__INSTRUCTIONS FOR THE TASK__
Count how many lines in the material below hold the word "Land"; the reply is that number alone.

__EXERCISE INPUTS__
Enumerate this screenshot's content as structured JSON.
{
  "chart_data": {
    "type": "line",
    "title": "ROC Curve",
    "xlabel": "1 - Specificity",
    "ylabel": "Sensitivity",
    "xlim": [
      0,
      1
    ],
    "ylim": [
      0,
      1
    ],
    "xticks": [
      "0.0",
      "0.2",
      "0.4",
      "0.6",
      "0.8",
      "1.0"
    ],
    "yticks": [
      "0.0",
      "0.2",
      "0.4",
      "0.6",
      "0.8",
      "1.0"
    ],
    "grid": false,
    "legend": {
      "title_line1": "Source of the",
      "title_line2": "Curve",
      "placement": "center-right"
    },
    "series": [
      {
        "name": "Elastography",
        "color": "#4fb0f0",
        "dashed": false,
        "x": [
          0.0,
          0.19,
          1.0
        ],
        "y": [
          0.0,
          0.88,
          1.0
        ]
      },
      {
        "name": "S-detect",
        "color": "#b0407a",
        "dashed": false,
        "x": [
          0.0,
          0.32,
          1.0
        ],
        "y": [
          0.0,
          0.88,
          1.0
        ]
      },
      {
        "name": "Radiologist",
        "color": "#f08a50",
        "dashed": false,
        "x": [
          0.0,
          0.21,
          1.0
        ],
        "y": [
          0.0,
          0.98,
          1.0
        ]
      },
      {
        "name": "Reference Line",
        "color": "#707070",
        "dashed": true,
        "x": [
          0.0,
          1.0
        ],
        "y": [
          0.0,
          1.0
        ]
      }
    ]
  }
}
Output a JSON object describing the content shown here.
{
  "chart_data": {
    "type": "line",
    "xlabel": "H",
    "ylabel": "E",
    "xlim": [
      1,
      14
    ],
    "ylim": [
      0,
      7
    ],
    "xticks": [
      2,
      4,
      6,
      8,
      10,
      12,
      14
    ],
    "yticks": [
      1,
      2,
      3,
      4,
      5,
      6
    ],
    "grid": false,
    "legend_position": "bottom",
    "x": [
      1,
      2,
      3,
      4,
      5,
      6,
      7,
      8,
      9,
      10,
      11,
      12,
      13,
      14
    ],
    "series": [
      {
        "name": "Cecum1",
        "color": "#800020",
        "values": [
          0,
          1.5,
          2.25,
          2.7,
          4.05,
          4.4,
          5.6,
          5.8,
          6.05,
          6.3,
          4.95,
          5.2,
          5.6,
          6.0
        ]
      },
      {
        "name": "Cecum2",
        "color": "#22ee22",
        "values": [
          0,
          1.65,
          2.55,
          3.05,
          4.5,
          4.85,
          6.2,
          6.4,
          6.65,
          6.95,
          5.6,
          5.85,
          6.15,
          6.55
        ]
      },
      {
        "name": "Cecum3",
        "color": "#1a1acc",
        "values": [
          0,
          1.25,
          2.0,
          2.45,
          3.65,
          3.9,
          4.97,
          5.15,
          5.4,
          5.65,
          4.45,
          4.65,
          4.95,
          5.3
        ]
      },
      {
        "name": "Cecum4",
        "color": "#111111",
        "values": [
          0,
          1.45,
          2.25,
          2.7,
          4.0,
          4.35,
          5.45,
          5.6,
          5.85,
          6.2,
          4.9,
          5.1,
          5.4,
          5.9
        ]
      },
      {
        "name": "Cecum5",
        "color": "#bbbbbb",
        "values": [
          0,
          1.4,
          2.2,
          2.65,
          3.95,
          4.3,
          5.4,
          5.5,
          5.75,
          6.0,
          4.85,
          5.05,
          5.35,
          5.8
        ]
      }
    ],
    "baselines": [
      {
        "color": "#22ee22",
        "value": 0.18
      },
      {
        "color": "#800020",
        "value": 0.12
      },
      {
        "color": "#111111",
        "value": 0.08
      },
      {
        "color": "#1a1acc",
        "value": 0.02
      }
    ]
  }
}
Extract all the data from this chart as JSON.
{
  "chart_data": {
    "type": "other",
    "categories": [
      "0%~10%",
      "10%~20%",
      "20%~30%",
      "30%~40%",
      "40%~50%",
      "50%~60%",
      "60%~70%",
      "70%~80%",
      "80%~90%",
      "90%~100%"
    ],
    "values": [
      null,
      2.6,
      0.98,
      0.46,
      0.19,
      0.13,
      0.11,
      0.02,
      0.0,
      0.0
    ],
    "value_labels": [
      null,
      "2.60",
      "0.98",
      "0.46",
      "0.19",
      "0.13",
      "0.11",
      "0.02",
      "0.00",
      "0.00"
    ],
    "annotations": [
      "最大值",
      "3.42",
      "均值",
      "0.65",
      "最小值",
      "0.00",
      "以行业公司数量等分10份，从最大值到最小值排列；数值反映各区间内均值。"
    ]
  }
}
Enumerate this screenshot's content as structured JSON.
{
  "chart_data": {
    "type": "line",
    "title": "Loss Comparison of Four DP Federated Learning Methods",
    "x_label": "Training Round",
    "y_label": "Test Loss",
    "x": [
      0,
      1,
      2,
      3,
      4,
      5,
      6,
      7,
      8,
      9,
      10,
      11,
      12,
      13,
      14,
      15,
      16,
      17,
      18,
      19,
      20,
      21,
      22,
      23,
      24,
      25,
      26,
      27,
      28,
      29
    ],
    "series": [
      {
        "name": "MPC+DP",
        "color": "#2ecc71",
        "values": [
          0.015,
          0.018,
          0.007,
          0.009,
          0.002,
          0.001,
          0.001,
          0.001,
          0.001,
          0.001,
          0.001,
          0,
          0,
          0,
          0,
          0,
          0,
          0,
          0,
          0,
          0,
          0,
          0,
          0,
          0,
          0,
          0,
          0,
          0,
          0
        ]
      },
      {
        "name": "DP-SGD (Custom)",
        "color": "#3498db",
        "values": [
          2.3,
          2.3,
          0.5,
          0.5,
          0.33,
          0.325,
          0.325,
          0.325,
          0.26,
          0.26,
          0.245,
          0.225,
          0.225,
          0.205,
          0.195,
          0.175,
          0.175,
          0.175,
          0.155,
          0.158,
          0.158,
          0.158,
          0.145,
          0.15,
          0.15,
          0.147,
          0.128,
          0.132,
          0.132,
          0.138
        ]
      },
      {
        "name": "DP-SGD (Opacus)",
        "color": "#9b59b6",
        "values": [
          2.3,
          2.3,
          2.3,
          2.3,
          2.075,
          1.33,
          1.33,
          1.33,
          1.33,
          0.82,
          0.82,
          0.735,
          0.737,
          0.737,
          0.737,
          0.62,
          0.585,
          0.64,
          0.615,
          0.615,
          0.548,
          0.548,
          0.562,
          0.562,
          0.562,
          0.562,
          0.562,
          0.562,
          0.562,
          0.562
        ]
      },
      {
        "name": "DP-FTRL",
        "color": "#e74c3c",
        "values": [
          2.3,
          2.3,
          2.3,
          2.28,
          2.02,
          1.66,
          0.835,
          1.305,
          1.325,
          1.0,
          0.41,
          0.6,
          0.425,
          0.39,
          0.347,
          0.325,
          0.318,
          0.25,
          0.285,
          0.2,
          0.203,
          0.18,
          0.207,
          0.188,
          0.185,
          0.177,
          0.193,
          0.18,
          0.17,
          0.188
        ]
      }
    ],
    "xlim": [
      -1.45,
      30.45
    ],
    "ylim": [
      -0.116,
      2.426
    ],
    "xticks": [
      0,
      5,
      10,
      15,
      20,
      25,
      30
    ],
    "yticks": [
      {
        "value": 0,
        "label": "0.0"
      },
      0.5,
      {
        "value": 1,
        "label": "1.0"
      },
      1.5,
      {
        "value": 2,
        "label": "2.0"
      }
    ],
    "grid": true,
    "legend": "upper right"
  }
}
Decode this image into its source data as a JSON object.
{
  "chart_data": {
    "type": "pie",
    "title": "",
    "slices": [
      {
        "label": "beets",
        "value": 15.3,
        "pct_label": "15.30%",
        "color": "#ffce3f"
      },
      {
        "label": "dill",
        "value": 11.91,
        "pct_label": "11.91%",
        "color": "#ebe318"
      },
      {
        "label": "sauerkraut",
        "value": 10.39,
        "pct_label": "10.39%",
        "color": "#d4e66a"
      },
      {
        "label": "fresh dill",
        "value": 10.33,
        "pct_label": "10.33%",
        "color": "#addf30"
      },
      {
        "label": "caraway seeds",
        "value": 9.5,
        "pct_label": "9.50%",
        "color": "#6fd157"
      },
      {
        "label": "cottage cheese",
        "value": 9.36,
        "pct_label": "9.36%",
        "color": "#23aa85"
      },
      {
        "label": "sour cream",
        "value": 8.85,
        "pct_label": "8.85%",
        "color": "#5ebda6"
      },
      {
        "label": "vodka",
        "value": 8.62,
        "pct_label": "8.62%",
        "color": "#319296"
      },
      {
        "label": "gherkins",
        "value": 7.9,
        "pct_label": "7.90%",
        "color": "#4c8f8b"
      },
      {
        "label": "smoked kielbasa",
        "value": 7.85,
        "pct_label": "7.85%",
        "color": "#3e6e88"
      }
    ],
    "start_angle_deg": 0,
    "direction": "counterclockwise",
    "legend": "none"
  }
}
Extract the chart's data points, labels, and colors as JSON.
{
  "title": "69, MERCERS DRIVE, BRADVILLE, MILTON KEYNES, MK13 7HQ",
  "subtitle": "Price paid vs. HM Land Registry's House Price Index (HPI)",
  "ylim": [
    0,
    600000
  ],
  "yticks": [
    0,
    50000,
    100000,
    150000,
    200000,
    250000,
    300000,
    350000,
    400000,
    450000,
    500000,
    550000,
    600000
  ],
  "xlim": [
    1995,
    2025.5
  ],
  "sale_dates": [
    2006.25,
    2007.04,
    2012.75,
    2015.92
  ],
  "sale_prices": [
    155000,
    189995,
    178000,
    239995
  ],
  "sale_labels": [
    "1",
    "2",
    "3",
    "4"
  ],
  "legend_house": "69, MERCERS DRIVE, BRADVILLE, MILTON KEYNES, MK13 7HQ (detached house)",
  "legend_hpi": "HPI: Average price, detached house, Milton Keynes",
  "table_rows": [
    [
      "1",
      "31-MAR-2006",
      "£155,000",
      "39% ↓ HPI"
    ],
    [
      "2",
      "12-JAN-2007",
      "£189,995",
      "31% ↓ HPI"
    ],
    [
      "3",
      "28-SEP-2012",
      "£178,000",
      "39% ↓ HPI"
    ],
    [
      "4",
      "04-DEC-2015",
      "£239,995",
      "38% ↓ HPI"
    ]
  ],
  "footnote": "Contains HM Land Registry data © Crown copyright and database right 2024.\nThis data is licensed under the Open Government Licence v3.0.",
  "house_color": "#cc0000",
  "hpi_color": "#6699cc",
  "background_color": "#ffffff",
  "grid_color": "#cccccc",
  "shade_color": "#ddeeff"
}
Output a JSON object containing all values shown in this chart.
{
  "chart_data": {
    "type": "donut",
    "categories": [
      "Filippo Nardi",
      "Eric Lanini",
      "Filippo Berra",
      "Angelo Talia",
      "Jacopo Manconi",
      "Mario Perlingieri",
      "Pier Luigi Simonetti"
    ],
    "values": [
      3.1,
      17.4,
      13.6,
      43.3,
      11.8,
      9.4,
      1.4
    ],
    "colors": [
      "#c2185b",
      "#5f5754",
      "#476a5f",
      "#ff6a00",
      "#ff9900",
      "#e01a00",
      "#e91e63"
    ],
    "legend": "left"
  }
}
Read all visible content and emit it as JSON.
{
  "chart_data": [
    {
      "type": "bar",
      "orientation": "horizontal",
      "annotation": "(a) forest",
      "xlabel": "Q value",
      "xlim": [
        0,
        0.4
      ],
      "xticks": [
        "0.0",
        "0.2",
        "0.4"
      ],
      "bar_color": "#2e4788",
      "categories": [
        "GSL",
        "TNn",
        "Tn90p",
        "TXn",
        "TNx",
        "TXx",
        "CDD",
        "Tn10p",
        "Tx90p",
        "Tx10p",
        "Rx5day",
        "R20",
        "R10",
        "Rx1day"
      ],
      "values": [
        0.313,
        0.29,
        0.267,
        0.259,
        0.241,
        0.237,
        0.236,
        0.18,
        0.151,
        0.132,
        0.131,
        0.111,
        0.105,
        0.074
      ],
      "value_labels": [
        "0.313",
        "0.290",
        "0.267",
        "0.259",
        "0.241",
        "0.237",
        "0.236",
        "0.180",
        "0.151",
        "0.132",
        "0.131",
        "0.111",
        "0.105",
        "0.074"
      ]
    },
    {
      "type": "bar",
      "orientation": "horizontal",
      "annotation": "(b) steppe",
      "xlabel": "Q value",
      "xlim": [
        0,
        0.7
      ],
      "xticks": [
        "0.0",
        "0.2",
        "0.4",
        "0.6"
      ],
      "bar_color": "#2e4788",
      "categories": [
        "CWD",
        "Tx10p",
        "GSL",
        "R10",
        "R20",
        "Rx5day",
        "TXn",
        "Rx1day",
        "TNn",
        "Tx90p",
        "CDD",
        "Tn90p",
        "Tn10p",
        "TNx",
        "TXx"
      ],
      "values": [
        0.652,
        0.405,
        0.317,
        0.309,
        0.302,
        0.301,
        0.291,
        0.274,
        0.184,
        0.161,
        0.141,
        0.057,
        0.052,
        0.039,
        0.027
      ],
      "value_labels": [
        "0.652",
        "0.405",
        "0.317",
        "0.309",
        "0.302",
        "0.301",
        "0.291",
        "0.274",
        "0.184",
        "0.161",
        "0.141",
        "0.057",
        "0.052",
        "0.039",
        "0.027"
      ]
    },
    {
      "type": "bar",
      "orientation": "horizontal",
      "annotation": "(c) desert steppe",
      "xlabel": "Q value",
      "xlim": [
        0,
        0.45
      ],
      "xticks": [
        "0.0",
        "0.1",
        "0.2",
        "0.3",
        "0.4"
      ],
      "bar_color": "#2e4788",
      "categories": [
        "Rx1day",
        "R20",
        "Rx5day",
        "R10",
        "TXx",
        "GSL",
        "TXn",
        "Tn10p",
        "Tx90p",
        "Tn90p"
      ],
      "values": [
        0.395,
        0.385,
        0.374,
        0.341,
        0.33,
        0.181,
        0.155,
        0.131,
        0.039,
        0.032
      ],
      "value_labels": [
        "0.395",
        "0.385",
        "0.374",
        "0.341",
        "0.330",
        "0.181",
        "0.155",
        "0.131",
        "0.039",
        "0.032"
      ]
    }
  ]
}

__WRITTEN SOLUTION__
2